BRIEF. Could you pull out, word for word, the entries starting at the very first one and ending at the line that contains "y-tick-label: 100 — [56, 313, 79, 327]", with both ends included?

>> BEGIN

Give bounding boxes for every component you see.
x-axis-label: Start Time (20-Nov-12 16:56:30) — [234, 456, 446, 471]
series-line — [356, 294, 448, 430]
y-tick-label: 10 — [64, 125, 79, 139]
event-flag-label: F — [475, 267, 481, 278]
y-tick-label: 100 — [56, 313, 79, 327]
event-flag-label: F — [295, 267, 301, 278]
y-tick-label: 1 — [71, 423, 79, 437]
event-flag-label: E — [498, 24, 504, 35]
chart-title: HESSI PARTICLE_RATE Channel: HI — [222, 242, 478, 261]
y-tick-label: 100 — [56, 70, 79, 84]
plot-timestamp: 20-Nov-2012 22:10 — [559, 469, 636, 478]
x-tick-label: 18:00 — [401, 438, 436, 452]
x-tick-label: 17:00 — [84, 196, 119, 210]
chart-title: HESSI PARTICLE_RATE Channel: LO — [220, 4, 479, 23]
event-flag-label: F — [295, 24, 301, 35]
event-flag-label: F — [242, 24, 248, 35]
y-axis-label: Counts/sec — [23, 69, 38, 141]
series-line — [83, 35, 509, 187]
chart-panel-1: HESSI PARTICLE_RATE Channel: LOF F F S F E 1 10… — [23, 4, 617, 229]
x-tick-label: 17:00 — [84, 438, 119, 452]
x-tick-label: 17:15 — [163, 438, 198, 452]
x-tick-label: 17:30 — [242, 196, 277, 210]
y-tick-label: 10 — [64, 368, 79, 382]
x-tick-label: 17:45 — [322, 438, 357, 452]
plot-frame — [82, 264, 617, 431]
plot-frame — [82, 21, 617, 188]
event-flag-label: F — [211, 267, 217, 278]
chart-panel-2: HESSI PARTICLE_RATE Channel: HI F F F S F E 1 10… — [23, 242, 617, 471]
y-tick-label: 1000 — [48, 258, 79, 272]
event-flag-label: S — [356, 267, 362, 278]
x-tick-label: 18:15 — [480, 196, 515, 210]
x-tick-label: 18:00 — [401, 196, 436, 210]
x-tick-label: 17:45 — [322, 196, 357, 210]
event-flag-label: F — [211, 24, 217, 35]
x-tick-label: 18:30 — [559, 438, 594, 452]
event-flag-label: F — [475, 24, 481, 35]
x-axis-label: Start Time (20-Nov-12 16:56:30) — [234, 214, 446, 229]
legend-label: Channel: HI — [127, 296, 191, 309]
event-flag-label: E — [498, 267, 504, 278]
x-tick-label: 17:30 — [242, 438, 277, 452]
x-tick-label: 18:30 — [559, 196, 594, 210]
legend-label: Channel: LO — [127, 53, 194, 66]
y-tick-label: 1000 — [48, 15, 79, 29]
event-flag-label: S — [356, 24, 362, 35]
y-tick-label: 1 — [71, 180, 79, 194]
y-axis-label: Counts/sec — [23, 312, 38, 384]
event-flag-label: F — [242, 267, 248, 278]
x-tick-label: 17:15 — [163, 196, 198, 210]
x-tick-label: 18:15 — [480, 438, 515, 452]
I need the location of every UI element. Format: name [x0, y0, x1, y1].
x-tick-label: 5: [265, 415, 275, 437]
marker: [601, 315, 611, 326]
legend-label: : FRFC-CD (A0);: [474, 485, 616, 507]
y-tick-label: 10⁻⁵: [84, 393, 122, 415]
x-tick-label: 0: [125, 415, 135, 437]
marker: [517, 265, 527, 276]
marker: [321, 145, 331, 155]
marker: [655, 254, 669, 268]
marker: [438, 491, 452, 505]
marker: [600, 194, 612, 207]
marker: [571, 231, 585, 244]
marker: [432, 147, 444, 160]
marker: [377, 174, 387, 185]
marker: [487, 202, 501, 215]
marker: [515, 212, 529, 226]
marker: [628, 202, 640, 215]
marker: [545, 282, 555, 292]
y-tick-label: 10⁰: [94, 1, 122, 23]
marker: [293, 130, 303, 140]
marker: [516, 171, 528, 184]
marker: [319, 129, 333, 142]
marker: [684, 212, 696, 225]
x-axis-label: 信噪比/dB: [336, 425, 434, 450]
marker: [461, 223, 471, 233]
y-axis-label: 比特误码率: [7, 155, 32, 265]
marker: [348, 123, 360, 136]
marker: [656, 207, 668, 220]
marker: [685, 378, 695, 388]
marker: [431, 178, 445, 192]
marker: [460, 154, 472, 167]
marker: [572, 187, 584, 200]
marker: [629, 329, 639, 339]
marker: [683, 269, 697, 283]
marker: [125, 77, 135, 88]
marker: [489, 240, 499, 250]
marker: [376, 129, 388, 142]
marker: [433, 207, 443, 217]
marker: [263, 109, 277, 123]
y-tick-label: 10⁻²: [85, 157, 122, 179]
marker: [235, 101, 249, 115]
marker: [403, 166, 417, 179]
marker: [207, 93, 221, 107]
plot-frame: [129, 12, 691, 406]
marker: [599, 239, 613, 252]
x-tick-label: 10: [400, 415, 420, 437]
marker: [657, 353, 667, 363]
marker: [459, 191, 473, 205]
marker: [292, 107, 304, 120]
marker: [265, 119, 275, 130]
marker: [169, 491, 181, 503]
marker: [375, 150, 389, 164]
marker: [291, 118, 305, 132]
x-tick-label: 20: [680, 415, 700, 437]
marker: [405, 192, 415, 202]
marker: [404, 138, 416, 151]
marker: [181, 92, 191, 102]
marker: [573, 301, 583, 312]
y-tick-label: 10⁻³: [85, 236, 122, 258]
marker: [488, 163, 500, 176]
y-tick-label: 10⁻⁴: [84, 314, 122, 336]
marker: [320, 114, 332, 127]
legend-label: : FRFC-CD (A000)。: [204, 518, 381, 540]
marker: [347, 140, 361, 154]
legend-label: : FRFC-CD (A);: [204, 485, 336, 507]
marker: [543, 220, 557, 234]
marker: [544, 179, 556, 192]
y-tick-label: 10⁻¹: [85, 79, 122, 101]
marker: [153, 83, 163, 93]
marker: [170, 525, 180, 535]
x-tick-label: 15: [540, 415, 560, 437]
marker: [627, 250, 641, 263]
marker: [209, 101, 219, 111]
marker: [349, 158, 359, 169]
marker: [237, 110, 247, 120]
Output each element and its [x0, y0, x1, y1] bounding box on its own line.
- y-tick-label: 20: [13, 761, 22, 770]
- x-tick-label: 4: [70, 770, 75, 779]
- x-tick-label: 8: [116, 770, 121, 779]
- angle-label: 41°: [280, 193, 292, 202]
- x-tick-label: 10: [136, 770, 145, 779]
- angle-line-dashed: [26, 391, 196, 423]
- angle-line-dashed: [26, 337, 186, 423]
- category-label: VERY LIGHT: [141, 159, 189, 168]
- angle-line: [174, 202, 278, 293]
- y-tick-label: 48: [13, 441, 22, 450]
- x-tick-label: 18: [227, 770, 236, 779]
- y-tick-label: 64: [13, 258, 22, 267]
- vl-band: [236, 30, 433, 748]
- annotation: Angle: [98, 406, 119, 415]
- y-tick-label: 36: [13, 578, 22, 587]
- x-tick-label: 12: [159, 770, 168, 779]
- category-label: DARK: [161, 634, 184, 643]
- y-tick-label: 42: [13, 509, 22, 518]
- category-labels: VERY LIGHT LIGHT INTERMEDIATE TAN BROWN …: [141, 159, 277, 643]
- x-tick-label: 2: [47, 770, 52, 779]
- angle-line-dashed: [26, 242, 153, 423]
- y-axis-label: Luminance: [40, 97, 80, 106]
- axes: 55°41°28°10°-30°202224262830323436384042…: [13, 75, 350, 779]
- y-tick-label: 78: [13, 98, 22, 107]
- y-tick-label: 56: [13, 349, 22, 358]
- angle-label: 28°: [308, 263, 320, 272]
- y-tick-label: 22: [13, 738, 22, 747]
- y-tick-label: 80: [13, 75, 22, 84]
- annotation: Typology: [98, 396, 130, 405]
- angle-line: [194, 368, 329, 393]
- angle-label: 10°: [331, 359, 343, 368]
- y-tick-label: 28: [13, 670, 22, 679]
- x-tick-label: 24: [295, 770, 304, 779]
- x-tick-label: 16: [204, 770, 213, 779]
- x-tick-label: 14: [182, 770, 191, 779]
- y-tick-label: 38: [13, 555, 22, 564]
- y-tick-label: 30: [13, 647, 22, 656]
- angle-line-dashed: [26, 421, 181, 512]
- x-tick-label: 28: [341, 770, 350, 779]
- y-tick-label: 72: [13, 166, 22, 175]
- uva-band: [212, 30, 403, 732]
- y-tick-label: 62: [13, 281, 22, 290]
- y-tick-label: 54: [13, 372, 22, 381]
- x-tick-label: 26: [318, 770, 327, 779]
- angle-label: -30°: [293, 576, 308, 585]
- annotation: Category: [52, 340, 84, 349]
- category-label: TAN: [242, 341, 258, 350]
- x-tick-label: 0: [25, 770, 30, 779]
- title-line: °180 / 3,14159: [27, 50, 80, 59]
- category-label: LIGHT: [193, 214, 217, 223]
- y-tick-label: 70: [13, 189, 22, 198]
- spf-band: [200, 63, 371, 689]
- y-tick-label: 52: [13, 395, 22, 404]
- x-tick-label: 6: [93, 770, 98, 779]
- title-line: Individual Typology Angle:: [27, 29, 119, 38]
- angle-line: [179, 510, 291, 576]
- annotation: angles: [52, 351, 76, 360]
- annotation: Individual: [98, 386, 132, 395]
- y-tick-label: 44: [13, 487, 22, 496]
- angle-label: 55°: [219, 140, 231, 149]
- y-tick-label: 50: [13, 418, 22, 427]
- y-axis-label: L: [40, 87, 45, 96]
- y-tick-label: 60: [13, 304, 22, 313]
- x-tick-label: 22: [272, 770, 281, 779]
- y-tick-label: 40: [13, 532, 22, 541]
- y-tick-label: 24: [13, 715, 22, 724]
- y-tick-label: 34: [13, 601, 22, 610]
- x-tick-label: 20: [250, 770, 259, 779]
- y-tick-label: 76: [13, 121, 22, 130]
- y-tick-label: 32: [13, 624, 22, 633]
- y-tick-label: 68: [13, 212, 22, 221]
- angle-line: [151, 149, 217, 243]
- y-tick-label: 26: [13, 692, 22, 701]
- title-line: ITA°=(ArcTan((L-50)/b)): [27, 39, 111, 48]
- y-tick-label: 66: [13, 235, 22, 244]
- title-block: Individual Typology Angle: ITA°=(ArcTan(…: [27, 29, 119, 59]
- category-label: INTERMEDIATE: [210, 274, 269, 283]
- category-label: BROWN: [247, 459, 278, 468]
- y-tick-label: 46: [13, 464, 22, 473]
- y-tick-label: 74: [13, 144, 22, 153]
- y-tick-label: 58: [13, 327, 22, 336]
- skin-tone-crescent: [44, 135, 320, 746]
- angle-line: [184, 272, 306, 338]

>> END

PROBLEM SOLUTION.
Give bounding boxes for every component you see.
x-axis-label: Start Time (20-Nov-12 16:56:30) — [234, 456, 446, 471]
series-line — [356, 294, 448, 430]
y-tick-label: 10 — [64, 125, 79, 139]
event-flag-label: F — [475, 267, 481, 278]
y-tick-label: 100 — [56, 313, 79, 327]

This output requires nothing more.